Material>
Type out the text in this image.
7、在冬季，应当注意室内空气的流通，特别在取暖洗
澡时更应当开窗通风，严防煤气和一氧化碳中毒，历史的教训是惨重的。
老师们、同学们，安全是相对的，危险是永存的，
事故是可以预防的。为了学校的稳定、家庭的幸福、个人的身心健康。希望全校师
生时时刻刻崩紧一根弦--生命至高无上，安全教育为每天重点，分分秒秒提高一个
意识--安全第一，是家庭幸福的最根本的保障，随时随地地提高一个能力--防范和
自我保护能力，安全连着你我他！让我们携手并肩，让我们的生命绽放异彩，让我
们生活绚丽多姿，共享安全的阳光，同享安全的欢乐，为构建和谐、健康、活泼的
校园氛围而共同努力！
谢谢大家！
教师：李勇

...

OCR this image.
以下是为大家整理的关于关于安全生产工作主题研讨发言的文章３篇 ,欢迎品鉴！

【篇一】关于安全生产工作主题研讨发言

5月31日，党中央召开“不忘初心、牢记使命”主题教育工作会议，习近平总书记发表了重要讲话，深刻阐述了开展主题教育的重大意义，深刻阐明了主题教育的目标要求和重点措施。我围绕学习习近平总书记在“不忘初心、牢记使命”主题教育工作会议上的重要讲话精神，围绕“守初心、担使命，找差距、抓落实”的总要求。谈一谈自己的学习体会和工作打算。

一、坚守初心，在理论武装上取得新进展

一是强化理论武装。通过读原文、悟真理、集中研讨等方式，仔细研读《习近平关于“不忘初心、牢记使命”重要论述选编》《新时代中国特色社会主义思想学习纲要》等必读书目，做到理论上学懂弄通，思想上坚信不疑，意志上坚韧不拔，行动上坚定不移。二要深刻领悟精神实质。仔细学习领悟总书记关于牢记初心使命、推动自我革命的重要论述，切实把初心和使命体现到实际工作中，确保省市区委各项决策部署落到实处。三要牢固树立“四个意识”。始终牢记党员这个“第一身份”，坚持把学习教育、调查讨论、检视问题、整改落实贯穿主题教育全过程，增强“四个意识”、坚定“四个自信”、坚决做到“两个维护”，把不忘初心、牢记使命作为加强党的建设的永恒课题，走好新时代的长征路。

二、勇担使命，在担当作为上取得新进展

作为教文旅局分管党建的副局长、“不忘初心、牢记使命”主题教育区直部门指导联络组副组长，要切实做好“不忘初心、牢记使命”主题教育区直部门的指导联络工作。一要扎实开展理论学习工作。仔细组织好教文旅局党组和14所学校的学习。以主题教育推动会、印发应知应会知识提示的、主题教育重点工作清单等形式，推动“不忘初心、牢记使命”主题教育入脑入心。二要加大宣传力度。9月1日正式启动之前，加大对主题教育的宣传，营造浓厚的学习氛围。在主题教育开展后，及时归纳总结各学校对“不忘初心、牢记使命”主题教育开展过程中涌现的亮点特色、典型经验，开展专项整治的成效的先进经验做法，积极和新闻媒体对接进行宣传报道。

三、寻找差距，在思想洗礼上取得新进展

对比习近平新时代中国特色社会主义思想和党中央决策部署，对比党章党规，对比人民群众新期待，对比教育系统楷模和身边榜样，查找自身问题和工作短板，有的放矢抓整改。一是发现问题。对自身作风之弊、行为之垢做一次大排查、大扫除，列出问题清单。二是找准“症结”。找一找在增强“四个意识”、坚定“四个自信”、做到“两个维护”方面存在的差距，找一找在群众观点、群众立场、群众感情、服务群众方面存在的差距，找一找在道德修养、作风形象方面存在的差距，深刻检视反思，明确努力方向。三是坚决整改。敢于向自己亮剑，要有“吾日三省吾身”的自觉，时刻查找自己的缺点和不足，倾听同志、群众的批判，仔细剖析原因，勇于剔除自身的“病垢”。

Exercise description>
Show all lines in the entries above where the word "this" appears.

Output of the exercise>
Type out the text in this image.
OCR this image.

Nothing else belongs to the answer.